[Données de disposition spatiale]
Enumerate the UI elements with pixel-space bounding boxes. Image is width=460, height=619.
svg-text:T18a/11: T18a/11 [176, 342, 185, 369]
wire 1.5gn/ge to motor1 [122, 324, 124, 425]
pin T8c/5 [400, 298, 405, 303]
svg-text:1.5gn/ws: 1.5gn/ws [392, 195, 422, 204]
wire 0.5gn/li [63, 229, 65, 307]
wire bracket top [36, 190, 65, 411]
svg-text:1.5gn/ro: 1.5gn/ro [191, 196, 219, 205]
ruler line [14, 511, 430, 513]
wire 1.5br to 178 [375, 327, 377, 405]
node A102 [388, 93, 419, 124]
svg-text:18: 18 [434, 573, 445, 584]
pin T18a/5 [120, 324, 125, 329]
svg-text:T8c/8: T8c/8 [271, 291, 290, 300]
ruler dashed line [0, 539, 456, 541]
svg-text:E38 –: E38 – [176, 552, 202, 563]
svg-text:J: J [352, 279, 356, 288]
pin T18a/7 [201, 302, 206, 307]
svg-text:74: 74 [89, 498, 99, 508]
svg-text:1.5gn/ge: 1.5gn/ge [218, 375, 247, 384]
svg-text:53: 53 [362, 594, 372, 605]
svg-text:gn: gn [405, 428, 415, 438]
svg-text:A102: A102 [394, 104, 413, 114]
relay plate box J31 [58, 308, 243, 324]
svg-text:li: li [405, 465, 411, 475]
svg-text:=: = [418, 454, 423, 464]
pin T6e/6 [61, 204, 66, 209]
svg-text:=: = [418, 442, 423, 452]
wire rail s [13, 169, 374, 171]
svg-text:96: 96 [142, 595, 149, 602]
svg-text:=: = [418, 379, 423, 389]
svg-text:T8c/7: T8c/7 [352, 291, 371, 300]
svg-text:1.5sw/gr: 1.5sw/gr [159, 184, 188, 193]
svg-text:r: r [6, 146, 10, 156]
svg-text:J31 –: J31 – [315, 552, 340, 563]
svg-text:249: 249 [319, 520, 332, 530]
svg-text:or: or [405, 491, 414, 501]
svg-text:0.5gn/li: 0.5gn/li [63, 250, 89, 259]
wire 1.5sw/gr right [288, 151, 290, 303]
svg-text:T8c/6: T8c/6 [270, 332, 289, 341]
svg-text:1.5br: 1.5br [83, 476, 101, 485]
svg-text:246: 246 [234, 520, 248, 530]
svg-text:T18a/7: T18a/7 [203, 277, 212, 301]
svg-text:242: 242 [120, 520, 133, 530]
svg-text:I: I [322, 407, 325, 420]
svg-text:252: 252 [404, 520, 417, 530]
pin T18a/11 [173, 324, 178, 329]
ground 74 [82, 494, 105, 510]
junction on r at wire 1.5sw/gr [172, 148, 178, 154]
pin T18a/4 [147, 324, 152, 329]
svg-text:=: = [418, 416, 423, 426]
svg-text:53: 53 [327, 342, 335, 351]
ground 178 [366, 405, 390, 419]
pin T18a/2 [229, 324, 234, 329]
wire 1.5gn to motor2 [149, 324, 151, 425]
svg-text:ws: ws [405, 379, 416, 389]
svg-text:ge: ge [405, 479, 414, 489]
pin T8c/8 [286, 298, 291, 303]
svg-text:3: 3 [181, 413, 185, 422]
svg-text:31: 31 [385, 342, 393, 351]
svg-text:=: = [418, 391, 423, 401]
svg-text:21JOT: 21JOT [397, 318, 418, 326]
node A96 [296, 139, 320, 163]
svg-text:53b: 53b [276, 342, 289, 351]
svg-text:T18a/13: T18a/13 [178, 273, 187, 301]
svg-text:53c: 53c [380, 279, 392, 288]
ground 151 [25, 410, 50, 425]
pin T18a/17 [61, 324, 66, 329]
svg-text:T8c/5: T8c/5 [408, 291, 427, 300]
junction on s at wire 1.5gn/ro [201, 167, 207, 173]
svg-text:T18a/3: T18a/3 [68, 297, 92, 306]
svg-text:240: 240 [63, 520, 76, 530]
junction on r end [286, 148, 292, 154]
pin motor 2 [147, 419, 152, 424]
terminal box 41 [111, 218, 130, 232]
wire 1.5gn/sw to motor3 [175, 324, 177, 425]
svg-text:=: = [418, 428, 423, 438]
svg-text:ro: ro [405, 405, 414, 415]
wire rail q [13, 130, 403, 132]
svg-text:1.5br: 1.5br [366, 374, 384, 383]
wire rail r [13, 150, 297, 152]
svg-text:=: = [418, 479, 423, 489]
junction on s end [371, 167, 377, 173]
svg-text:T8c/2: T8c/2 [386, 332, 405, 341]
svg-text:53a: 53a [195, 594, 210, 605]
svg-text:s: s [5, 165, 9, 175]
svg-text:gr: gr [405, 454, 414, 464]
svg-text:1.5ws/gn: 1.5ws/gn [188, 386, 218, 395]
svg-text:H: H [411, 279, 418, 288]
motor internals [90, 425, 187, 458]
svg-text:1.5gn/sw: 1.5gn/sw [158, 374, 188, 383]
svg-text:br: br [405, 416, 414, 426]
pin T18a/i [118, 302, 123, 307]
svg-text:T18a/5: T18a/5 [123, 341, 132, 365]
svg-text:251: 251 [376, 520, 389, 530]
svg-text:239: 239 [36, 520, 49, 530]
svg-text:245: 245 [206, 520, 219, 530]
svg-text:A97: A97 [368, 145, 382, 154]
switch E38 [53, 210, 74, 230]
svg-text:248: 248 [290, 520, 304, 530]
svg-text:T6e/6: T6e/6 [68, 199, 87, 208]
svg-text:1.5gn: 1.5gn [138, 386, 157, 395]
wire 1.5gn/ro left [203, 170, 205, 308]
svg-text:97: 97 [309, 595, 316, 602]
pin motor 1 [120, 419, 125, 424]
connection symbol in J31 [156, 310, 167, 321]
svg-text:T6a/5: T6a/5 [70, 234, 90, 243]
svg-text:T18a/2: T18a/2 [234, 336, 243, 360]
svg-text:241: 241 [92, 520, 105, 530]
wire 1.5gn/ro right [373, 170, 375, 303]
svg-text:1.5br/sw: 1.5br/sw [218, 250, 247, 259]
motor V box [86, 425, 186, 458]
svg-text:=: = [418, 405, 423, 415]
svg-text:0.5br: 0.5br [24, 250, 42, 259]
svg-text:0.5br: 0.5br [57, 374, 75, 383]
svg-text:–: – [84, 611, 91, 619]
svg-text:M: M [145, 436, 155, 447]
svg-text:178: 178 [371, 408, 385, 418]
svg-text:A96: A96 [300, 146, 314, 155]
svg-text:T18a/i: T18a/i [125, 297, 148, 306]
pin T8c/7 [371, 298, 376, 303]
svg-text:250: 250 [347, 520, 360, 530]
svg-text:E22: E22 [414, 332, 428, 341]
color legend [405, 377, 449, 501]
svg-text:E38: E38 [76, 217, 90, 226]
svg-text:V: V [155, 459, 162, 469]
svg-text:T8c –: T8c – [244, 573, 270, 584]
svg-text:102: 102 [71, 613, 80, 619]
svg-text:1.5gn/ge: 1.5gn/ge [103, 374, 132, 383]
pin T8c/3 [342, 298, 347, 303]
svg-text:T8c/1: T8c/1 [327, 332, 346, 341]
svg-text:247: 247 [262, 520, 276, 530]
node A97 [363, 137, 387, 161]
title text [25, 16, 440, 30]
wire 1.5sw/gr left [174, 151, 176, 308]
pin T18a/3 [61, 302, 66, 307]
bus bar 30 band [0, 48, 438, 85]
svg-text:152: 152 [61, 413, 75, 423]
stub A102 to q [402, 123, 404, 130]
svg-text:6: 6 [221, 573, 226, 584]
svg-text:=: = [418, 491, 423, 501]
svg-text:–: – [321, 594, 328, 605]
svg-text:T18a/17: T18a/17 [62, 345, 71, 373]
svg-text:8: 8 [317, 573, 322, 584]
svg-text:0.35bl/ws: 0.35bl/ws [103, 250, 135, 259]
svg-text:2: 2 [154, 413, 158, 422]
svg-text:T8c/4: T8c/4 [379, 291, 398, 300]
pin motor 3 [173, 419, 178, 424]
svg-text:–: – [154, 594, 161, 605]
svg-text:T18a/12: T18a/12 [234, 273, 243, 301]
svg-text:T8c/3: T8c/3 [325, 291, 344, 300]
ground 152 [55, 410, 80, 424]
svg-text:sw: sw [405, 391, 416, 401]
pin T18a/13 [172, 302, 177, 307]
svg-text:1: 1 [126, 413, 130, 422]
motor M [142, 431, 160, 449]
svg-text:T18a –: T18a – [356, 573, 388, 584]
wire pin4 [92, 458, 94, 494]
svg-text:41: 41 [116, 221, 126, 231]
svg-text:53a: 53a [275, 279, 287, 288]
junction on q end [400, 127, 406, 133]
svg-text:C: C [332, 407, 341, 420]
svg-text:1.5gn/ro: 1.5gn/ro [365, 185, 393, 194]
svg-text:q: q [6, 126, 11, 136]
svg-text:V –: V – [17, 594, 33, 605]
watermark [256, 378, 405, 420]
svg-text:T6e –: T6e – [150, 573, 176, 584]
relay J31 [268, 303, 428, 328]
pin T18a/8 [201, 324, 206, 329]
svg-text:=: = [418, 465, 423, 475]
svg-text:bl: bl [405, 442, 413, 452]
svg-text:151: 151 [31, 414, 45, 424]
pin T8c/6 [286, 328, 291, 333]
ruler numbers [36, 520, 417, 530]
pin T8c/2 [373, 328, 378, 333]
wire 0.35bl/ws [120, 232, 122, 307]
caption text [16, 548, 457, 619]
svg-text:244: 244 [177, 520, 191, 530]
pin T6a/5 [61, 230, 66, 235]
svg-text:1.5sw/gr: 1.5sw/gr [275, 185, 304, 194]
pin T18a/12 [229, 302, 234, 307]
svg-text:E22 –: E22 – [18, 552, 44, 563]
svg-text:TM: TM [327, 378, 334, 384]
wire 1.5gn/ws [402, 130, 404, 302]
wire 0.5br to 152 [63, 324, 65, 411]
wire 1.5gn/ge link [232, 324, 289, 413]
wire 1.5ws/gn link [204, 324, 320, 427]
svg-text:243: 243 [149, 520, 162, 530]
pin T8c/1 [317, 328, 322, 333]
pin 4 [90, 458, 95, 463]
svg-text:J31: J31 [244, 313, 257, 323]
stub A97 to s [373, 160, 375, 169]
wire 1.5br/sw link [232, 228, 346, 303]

BUT DE L'EXERCICE —
Remplacez « pin » par « broche » dans les lignes qui vont du début jusqu'à celle contenant « wire bracket top [36, 190, 65, 411] », incluse, sans rien modifier d'autre.

EN RÉPONSE —
Enumerate the UI elements with pixel-space bounding boxes. Image is width=460, height=619.
svg-text:T18a/11: T18a/11 [176, 342, 185, 369]
wire 1.5gn/ge to motor1 [122, 324, 124, 425]
broche T8c/5 [400, 298, 405, 303]
svg-text:1.5gn/ws: 1.5gn/ws [392, 195, 422, 204]
wire 0.5gn/li [63, 229, 65, 307]
wire bracket top [36, 190, 65, 411]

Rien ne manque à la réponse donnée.